◆ REQUIRED TASK
Without altering anything, output the material below.

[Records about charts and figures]
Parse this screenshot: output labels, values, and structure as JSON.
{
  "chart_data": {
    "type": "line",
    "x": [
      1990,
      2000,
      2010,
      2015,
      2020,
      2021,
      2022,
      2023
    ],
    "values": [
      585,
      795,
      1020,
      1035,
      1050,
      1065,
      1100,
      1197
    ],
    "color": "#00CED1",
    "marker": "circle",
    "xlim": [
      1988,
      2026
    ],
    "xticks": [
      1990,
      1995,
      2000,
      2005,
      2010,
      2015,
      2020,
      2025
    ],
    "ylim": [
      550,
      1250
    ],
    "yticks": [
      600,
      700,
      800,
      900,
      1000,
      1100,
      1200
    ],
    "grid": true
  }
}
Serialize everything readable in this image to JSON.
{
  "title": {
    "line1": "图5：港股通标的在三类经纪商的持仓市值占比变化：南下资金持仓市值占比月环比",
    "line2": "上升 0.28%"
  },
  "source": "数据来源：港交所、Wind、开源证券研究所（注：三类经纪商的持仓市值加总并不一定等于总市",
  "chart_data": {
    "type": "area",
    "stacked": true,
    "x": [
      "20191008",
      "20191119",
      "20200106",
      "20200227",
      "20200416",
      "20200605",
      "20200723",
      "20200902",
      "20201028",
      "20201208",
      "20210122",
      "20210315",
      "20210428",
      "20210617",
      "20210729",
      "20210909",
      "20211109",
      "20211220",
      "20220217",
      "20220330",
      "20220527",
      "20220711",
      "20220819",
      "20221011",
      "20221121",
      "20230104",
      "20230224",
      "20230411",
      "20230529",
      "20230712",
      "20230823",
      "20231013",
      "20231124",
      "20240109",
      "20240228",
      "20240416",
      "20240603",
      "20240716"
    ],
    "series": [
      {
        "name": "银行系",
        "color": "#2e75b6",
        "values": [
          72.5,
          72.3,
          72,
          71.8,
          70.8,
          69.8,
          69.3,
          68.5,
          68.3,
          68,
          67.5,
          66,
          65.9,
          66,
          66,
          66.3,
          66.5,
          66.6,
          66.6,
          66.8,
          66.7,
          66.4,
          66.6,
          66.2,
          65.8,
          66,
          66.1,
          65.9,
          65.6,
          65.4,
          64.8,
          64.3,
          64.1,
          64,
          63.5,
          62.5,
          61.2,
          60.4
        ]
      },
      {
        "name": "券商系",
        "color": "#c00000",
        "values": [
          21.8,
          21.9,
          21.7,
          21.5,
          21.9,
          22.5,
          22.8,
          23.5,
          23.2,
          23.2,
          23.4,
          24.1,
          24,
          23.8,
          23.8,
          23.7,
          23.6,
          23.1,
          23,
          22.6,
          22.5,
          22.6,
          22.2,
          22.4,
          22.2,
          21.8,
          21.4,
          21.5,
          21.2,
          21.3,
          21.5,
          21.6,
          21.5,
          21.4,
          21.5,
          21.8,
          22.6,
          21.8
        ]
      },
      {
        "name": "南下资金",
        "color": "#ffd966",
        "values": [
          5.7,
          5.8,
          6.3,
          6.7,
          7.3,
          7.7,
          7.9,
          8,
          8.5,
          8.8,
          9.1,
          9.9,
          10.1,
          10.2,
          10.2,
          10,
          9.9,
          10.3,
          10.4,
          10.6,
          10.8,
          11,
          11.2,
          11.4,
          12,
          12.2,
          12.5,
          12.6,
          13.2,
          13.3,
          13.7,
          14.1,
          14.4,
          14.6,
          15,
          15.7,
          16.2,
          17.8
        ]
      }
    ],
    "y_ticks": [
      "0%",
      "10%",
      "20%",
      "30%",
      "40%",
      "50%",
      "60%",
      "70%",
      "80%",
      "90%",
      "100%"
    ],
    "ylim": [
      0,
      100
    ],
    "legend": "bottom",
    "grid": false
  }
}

◆ EXERCISE SOLUTION
Parse this screenshot: output labels, values, and structure as JSON.
{
  "chart_data": {
    "type": "line",
    "x": [
      1990,
      2000,
      2010,
      2015,
      2020,
      2021,
      2022,
      2023
    ],
    "values": [
      585,
      795,
      1020,
      1035,
      1050,
      1065,
      1100,
      1197
    ],
    "color": "#00CED1",
    "marker": "circle",
    "xlim": [
      1988,
      2026
    ],
    "xticks": [
      1990,
      1995,
      2000,
      2005,
      2010,
      2015,
      2020,
      2025
    ],
    "ylim": [
      550,
      1250
    ],
    "yticks": [
      600,
      700,
      800,
      900,
      1000,
      1100,
      1200
    ],
    "grid": true
  }
}
Serialize everything readable in this image to JSON.
{
  "title": {
    "line1": "图5：港股通标的在三类经纪商的持仓市值占比变化：南下资金持仓市值占比月环比",
    "line2": "上升 0.28%"
  },
  "source": "数据来源：港交所、Wind、开源证券研究所（注：三类经纪商的持仓市值加总并不一定等于总市",
  "chart_data": {
    "type": "area",
    "stacked": true,
    "x": [
      "20191008",
      "20191119",
      "20200106",
      "20200227",
      "20200416",
      "20200605",
      "20200723",
      "20200902",
      "20201028",
      "20201208",
      "20210122",
      "20210315",
      "20210428",
      "20210617",
      "20210729",
      "20210909",
      "20211109",
      "20211220",
      "20220217",
      "20220330",
      "20220527",
      "20220711",
      "20220819",
      "20221011",
      "20221121",
      "20230104",
      "20230224",
      "20230411",
      "20230529",
      "20230712",
      "20230823",
      "20231013",
      "20231124",
      "20240109",
      "20240228",
      "20240416",
      "20240603",
      "20240716"
    ],
    "series": [
      {
        "name": "银行系",
        "color": "#2e75b6",
        "values": [
          72.5,
          72.3,
          72,
          71.8,
          70.8,
          69.8,
          69.3,
          68.5,
          68.3,
          68,
          67.5,
          66,
          65.9,
          66,
          66,
          66.3,
          66.5,
          66.6,
          66.6,
          66.8,
          66.7,
          66.4,
          66.6,
          66.2,
          65.8,
          66,
          66.1,
          65.9,
          65.6,
          65.4,
          64.8,
          64.3,
          64.1,
          64,
          63.5,
          62.5,
          61.2,
          60.4
        ]
      },
      {
        "name": "券商系",
        "color": "#c00000",
        "values": [
          21.8,
          21.9,
          21.7,
          21.5,
          21.9,
          22.5,
          22.8,
          23.5,
          23.2,
          23.2,
          23.4,
          24.1,
          24,
          23.8,
          23.8,
          23.7,
          23.6,
          23.1,
          23,
          22.6,
          22.5,
          22.6,
          22.2,
          22.4,
          22.2,
          21.8,
          21.4,
          21.5,
          21.2,
          21.3,
          21.5,
          21.6,
          21.5,
          21.4,
          21.5,
          21.8,
          22.6,
          21.8
        ]
      },
      {
        "name": "南下资金",
        "color": "#ffd966",
        "values": [
          5.7,
          5.8,
          6.3,
          6.7,
          7.3,
          7.7,
          7.9,
          8,
          8.5,
          8.8,
          9.1,
          9.9,
          10.1,
          10.2,
          10.2,
          10,
          9.9,
          10.3,
          10.4,
          10.6,
          10.8,
          11,
          11.2,
          11.4,
          12,
          12.2,
          12.5,
          12.6,
          13.2,
          13.3,
          13.7,
          14.1,
          14.4,
          14.6,
          15,
          15.7,
          16.2,
          17.8
        ]
      }
    ],
    "y_ticks": [
      "0%",
      "10%",
      "20%",
      "30%",
      "40%",
      "50%",
      "60%",
      "70%",
      "80%",
      "90%",
      "100%"
    ],
    "ylim": [
      0,
      100
    ],
    "legend": "bottom",
    "grid": false
  }
}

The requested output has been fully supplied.